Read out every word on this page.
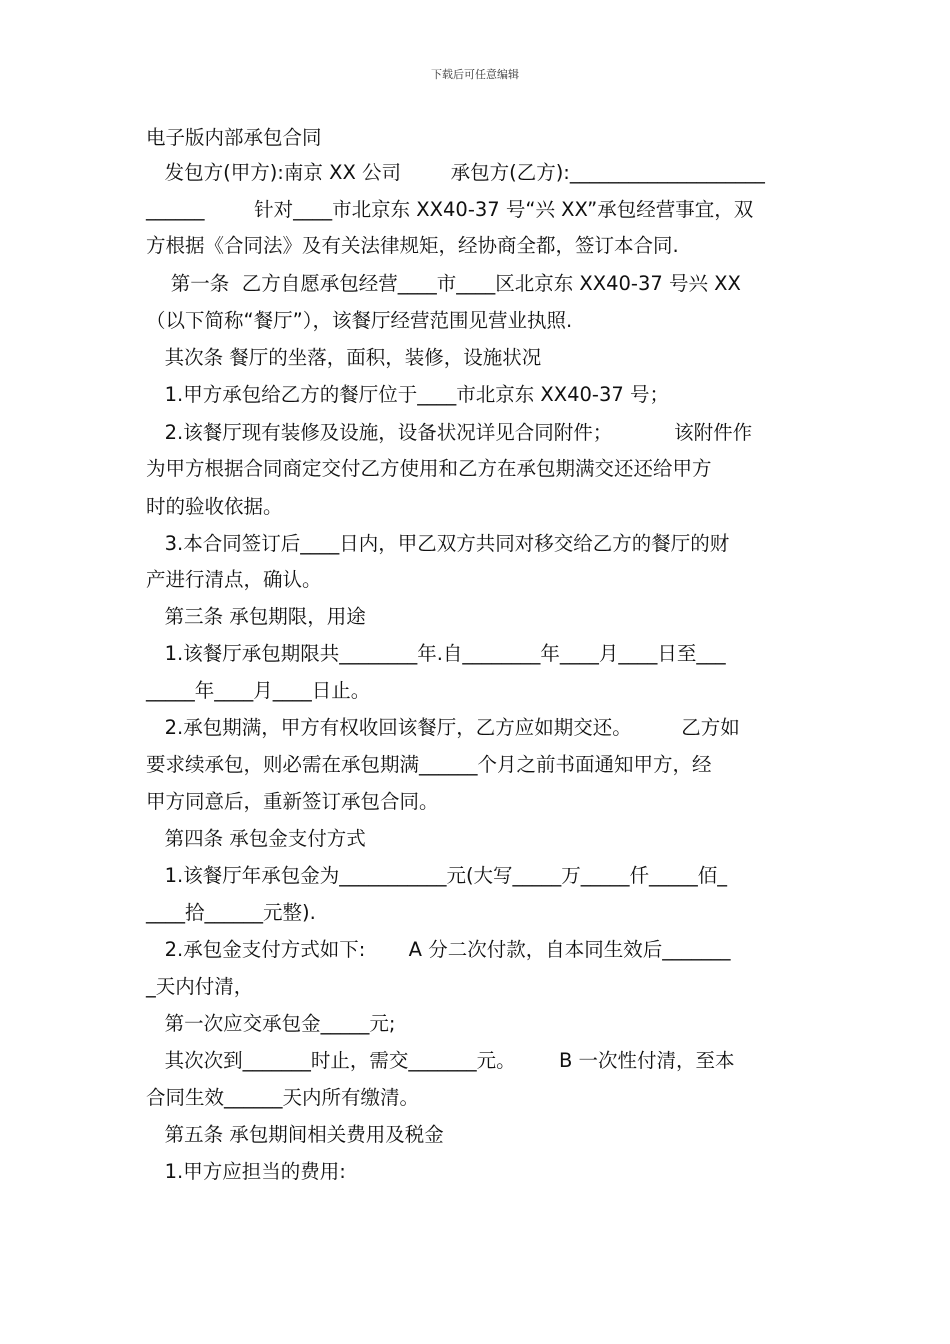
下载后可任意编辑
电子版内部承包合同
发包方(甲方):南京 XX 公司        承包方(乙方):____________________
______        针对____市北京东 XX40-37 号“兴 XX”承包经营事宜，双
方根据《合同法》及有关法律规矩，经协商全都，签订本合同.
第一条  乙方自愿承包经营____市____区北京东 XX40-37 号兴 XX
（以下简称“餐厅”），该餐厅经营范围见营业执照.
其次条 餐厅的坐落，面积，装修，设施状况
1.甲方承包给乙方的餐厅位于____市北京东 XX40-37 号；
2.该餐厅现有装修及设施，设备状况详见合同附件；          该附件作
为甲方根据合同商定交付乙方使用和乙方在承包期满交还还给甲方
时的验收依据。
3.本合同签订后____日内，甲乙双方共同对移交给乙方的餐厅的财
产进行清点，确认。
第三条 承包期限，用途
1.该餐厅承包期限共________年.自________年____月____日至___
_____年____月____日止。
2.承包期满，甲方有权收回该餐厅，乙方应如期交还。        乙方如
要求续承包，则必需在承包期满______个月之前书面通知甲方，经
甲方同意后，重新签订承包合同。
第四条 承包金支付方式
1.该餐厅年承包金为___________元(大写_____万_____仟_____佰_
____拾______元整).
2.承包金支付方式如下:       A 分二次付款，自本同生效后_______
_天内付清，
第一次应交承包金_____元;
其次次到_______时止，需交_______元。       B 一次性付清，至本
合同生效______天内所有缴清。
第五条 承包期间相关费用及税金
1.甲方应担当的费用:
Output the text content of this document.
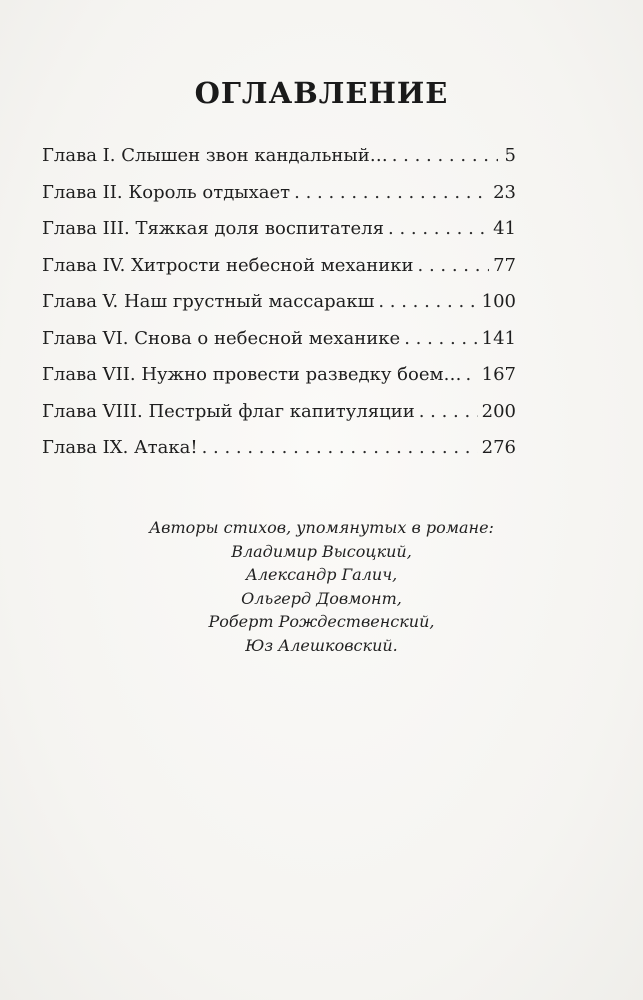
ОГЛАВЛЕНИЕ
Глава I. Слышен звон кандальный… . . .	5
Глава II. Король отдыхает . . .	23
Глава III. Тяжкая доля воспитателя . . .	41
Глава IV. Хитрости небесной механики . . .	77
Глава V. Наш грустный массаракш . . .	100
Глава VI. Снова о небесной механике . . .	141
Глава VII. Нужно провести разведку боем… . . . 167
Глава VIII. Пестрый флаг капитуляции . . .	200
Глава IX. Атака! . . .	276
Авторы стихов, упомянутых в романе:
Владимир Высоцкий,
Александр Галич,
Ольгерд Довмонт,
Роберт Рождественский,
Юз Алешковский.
——————
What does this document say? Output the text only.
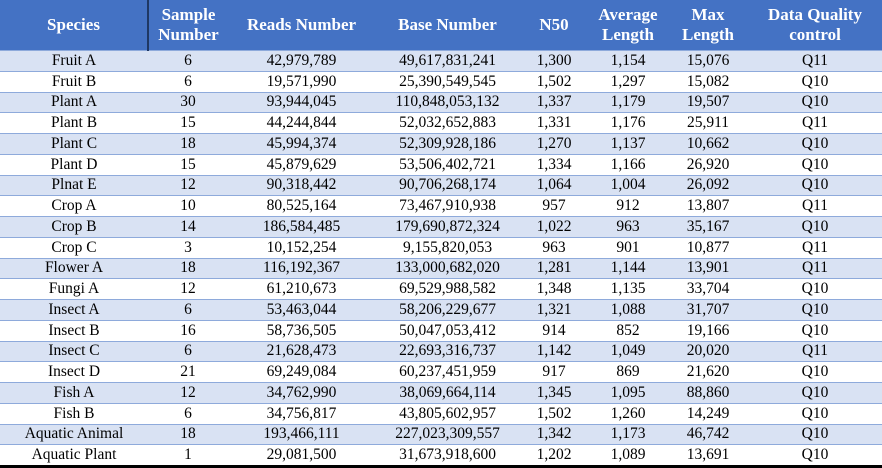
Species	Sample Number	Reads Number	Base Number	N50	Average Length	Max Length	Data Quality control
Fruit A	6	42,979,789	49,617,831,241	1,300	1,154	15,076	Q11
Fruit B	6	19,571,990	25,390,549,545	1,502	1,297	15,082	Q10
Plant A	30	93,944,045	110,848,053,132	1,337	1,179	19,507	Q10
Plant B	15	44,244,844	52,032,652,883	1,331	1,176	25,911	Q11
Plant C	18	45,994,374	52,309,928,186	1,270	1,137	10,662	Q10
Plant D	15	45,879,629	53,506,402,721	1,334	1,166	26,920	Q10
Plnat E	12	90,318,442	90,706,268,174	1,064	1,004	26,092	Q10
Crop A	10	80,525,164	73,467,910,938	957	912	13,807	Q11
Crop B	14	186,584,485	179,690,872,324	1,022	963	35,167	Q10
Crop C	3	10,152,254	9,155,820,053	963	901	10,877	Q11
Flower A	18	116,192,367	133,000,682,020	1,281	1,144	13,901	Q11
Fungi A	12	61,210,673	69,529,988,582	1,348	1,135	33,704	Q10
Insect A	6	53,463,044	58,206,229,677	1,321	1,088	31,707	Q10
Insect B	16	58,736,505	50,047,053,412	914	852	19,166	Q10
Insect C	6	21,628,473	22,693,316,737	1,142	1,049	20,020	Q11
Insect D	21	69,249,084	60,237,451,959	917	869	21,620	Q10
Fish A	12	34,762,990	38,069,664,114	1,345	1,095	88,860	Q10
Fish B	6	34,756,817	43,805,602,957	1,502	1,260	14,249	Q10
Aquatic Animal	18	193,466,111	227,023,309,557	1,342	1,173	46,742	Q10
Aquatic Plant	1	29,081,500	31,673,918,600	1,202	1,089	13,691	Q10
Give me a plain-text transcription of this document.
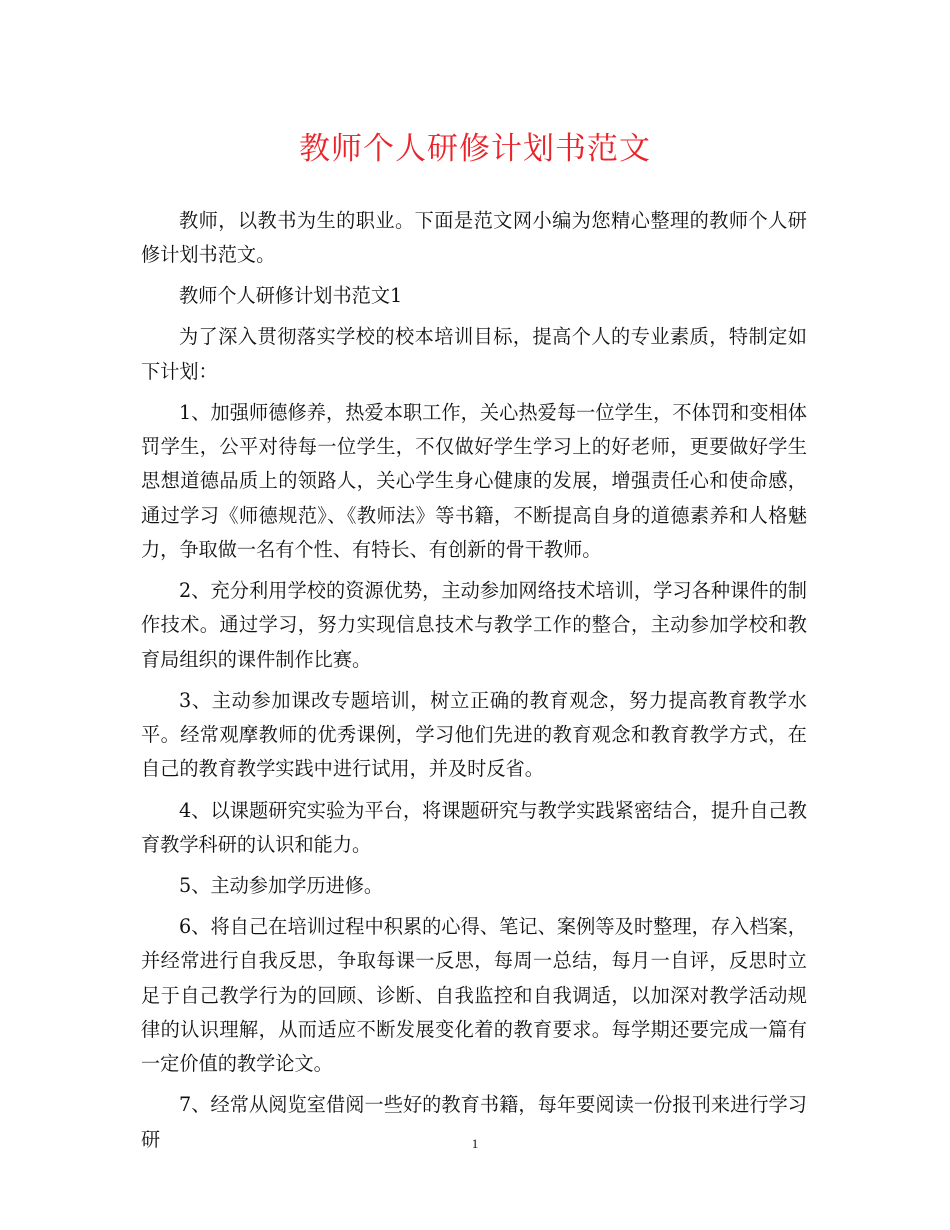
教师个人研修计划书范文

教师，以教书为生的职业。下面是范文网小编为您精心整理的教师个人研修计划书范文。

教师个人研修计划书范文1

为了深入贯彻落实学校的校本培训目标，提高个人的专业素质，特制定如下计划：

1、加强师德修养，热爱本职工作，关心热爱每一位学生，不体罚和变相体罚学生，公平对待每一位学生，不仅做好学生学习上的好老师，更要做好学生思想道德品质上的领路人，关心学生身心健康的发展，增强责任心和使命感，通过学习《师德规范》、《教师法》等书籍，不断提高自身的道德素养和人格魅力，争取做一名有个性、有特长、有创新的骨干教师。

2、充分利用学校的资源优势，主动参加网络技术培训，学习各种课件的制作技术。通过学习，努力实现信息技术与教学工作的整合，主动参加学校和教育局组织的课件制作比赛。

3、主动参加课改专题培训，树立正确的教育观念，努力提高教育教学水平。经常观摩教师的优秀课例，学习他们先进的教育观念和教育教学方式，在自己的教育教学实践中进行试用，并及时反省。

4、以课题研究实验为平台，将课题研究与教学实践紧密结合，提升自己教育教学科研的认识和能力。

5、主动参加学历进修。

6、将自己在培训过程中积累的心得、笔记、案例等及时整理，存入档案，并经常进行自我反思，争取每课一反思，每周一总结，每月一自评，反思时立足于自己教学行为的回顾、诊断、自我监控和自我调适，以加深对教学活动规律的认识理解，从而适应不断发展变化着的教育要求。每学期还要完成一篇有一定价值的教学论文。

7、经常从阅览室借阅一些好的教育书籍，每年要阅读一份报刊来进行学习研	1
——————
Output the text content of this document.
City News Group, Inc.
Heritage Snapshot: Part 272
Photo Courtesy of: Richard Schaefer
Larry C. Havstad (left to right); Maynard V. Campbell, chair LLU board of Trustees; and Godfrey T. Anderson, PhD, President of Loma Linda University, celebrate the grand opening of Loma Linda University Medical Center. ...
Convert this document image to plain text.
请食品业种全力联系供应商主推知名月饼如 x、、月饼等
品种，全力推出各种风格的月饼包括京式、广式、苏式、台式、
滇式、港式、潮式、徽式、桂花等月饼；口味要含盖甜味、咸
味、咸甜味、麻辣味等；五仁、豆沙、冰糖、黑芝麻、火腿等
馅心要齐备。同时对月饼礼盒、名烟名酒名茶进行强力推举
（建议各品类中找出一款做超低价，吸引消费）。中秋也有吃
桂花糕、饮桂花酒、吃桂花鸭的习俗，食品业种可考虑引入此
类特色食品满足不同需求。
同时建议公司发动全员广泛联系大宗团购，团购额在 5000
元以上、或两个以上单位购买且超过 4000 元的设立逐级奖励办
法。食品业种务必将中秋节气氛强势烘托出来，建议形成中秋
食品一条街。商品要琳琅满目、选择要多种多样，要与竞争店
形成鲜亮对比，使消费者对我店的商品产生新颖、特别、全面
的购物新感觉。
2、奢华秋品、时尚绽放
——————
_DIRECTIONS FOR THIS TASK_. Using the records above, find and show each line with the string "Fruit".

_RESPONSE TO THIS EXERCISE_.
Fruit A	6	42,979,789	49,617,831,241	1,300	1,154	15,076	Q11
Fruit B	6	19,571,990	25,390,549,545	1,502	1,297	15,082	Q10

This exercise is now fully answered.